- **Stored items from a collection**

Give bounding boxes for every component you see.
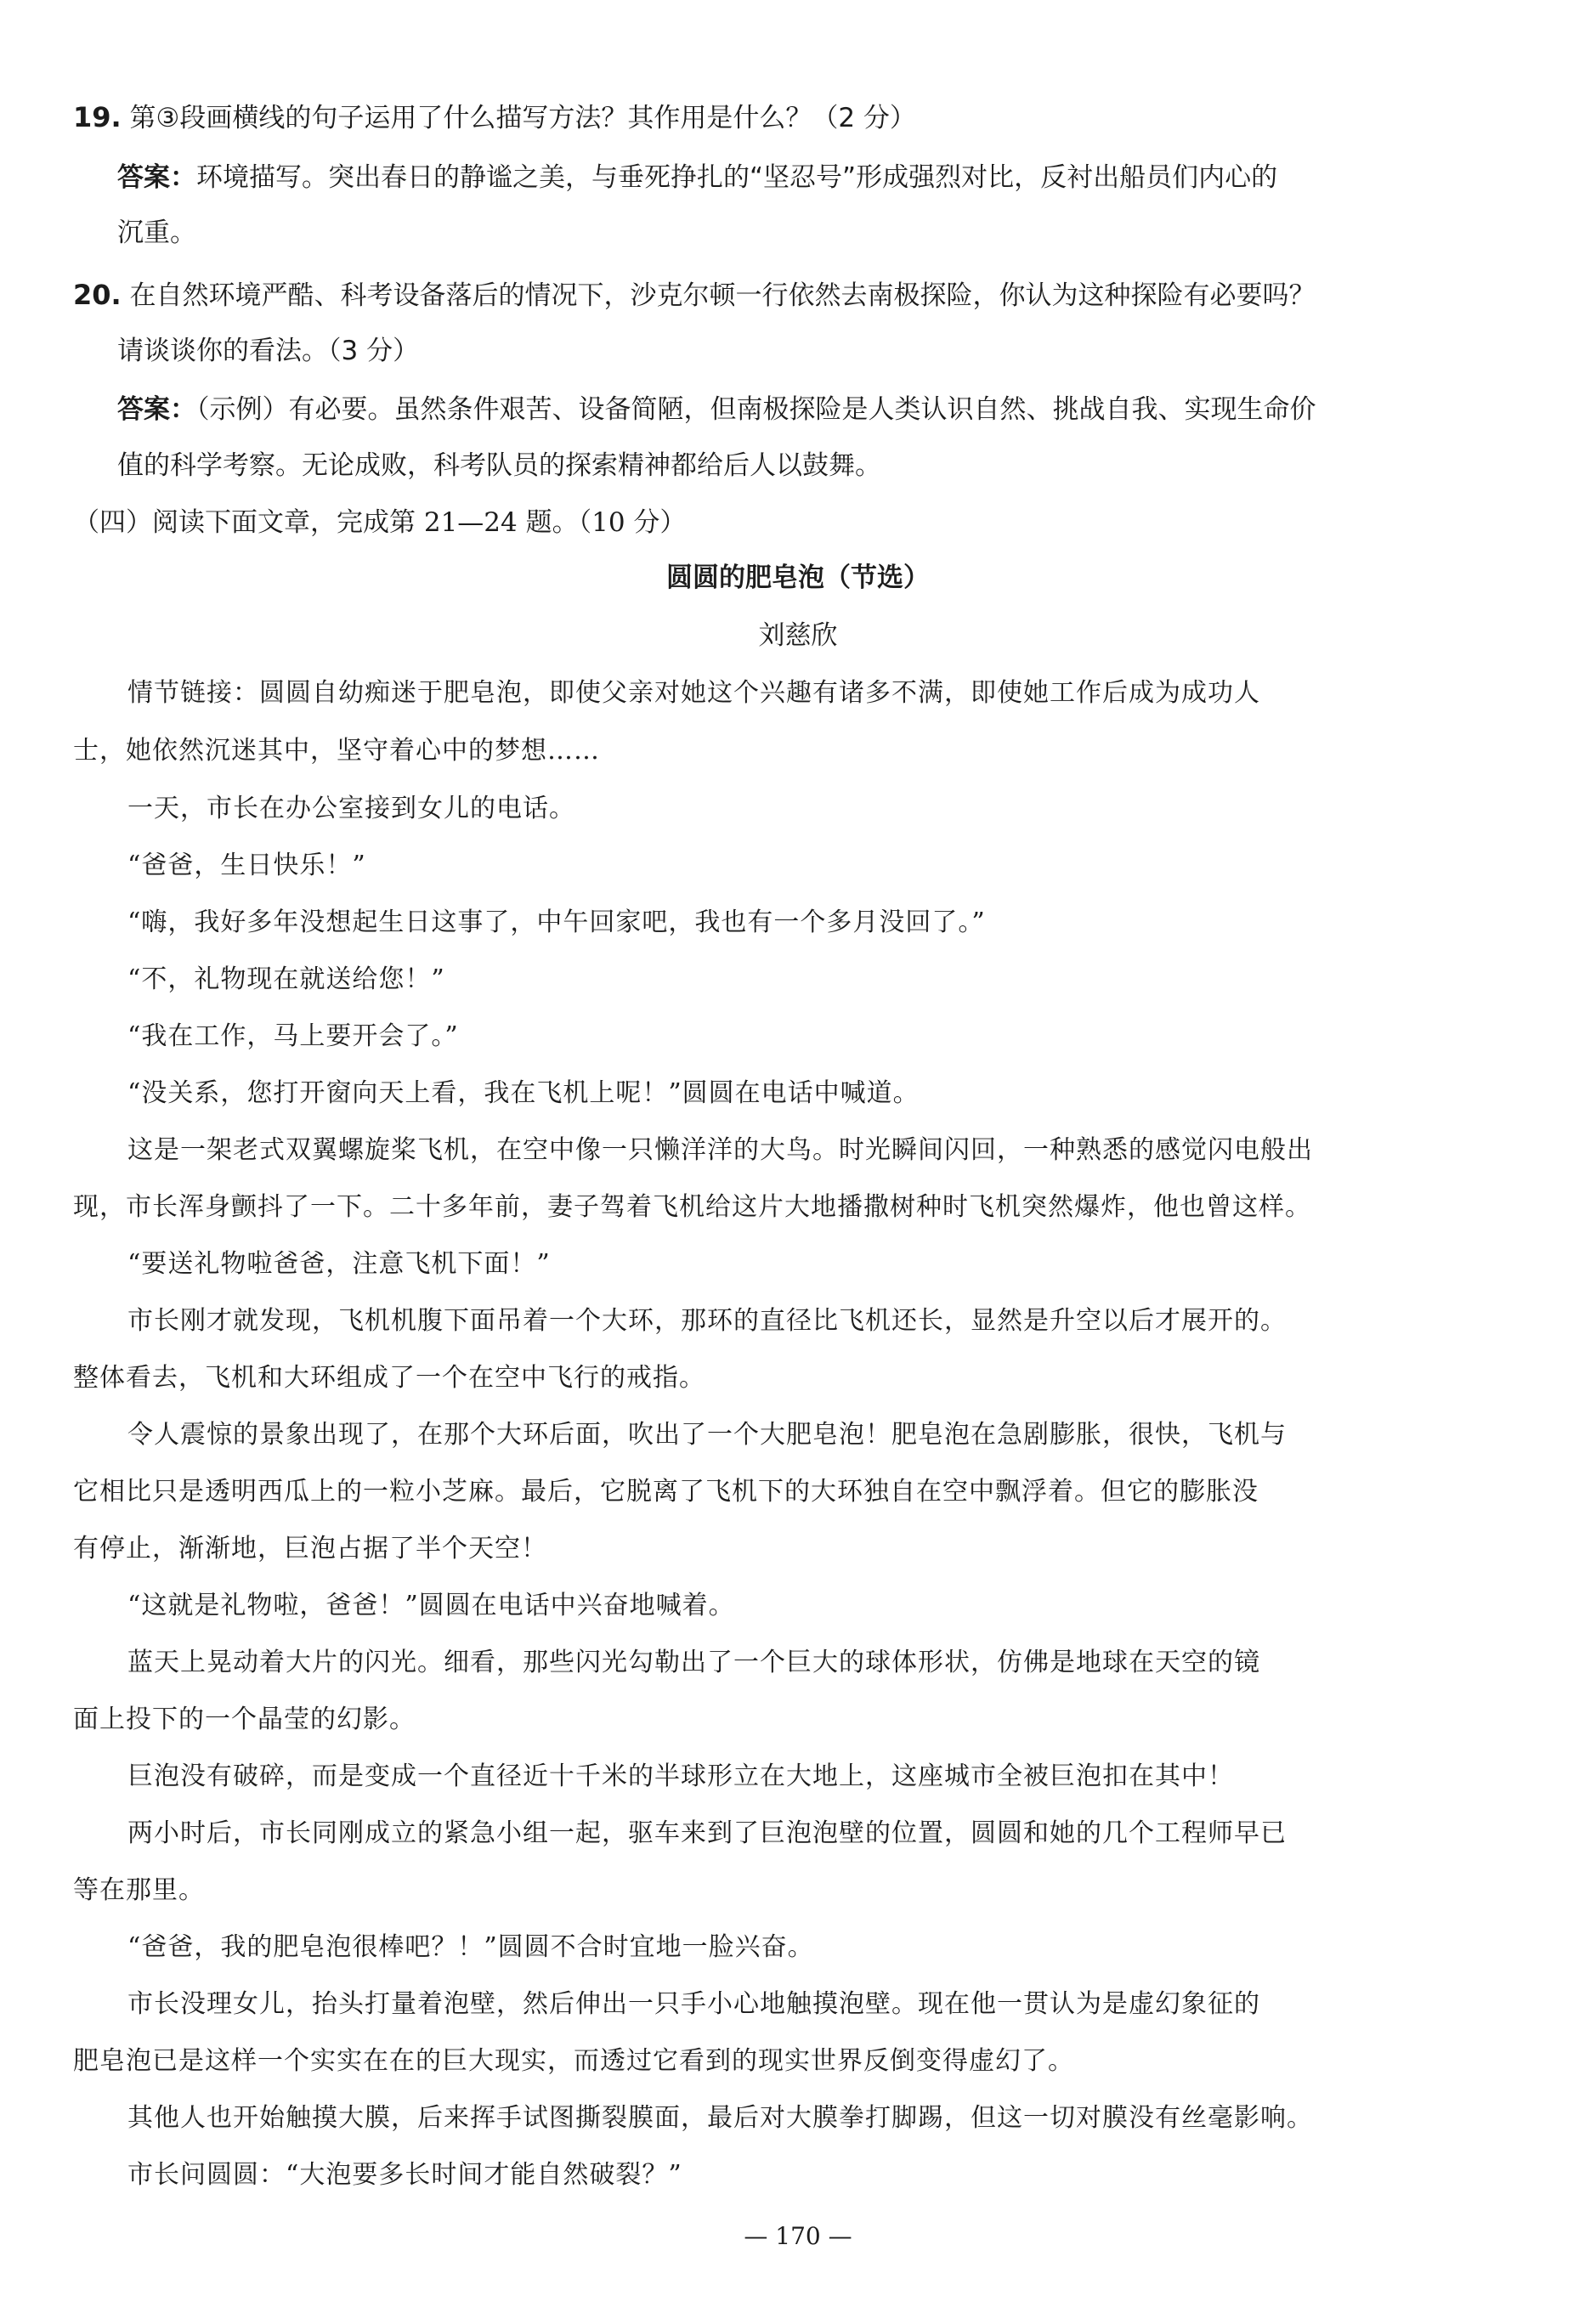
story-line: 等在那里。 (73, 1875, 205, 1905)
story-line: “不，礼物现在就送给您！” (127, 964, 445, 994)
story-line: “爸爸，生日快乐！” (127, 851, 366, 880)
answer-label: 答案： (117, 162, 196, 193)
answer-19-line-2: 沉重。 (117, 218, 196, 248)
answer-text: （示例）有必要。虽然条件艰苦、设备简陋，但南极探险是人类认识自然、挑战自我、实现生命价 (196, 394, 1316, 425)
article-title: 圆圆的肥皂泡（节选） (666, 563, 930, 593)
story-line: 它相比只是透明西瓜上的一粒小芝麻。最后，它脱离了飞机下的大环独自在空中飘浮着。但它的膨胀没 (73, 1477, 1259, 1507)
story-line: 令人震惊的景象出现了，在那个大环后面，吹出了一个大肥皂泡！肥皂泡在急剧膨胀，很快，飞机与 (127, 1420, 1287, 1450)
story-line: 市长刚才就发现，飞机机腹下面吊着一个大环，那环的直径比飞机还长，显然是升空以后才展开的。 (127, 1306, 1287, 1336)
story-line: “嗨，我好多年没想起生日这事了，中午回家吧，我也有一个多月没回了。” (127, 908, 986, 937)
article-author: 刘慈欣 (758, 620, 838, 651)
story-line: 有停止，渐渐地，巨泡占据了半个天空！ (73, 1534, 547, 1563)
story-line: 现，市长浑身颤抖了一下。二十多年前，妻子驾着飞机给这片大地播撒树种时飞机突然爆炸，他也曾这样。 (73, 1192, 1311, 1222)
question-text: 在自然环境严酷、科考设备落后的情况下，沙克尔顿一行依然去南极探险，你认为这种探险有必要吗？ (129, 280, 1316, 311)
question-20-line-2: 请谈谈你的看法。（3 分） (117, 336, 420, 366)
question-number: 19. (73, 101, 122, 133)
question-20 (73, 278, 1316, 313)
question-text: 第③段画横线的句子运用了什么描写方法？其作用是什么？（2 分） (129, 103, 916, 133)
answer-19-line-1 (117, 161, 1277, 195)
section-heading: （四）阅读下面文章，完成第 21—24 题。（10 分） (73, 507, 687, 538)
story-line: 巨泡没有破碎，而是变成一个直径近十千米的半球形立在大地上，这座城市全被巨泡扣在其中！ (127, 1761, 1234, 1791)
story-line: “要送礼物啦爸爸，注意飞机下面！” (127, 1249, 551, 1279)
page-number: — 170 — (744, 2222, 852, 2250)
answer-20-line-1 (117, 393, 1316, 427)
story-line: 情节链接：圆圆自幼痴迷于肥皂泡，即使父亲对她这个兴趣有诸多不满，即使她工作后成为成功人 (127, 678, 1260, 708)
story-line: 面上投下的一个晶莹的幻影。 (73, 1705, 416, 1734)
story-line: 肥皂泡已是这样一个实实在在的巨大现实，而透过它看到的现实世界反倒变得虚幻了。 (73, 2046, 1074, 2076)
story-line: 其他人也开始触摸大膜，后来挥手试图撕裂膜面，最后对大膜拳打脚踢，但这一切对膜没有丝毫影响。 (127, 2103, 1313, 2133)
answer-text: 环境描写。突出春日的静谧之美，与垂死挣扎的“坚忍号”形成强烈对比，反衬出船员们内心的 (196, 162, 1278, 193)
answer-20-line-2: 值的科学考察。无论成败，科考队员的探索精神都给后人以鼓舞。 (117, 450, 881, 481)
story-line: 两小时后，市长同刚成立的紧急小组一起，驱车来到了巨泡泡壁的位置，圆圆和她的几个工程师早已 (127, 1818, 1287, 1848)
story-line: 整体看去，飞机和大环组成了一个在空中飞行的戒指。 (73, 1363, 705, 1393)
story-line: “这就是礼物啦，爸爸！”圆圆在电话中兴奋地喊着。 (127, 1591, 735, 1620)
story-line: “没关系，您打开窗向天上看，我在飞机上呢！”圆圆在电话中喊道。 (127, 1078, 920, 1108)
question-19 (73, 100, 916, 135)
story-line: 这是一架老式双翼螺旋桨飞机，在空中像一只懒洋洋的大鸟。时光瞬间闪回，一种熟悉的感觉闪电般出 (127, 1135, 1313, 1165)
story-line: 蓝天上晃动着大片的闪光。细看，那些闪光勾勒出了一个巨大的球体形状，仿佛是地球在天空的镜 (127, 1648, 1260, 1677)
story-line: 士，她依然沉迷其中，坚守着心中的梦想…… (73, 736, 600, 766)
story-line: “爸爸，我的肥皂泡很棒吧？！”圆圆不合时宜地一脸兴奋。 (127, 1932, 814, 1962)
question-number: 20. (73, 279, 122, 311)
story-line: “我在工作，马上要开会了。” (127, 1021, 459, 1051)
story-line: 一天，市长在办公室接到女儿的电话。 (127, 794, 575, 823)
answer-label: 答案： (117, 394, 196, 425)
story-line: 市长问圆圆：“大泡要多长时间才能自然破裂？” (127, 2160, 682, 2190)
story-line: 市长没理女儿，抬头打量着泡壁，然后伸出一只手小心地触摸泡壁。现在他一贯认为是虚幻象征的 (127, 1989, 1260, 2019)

- **EXERCISE GOAL**
Starting at the line that contains "story-line: 等在那里。 (73, 1875, 205, 1905)" and ending at the line that contains "question-text: 第③段画横线的句子运用了什么描写方法？其作用是什么？（2 分）", rewrite those lines of the data with "肥皂泡" swapped for "泡泡" and nothing else changed.

- **ANSWER TO THIS TASK**
story-line: 等在那里。 (73, 1875, 205, 1905)
story-line: “不，礼物现在就送给您！” (127, 964, 445, 994)
story-line: “爸爸，生日快乐！” (127, 851, 366, 880)
answer-label: 答案： (117, 162, 196, 193)
answer-19-line-2: 沉重。 (117, 218, 196, 248)
answer-text: （示例）有必要。虽然条件艰苦、设备简陋，但南极探险是人类认识自然、挑战自我、实现生命价 (196, 394, 1316, 425)
article-title: 圆圆的泡泡（节选） (666, 563, 930, 593)
story-line: 它相比只是透明西瓜上的一粒小芝麻。最后，它脱离了飞机下的大环独自在空中飘浮着。但它的膨胀没 (73, 1477, 1259, 1507)
story-line: 令人震惊的景象出现了，在那个大环后面，吹出了一个大泡泡！泡泡在急剧膨胀，很快，飞机与 (127, 1420, 1287, 1450)
story-line: 市长刚才就发现，飞机机腹下面吊着一个大环，那环的直径比飞机还长，显然是升空以后才展开的。 (127, 1306, 1287, 1336)
story-line: “嗨，我好多年没想起生日这事了，中午回家吧，我也有一个多月没回了。” (127, 908, 986, 937)
article-author: 刘慈欣 (758, 620, 838, 651)
story-line: 有停止，渐渐地，巨泡占据了半个天空！ (73, 1534, 547, 1563)
story-line: 现，市长浑身颤抖了一下。二十多年前，妻子驾着飞机给这片大地播撒树种时飞机突然爆炸，他也曾这样。 (73, 1192, 1311, 1222)
question-text: 在自然环境严酷、科考设备落后的情况下，沙克尔顿一行依然去南极探险，你认为这种探险有必要吗？ (129, 280, 1316, 311)
question-20-line-2: 请谈谈你的看法。（3 分） (117, 336, 420, 366)
question-number: 19. (73, 101, 122, 133)
question-20 (73, 278, 1316, 313)
question-text: 第③段画横线的句子运用了什么描写方法？其作用是什么？（2 分） (129, 103, 916, 133)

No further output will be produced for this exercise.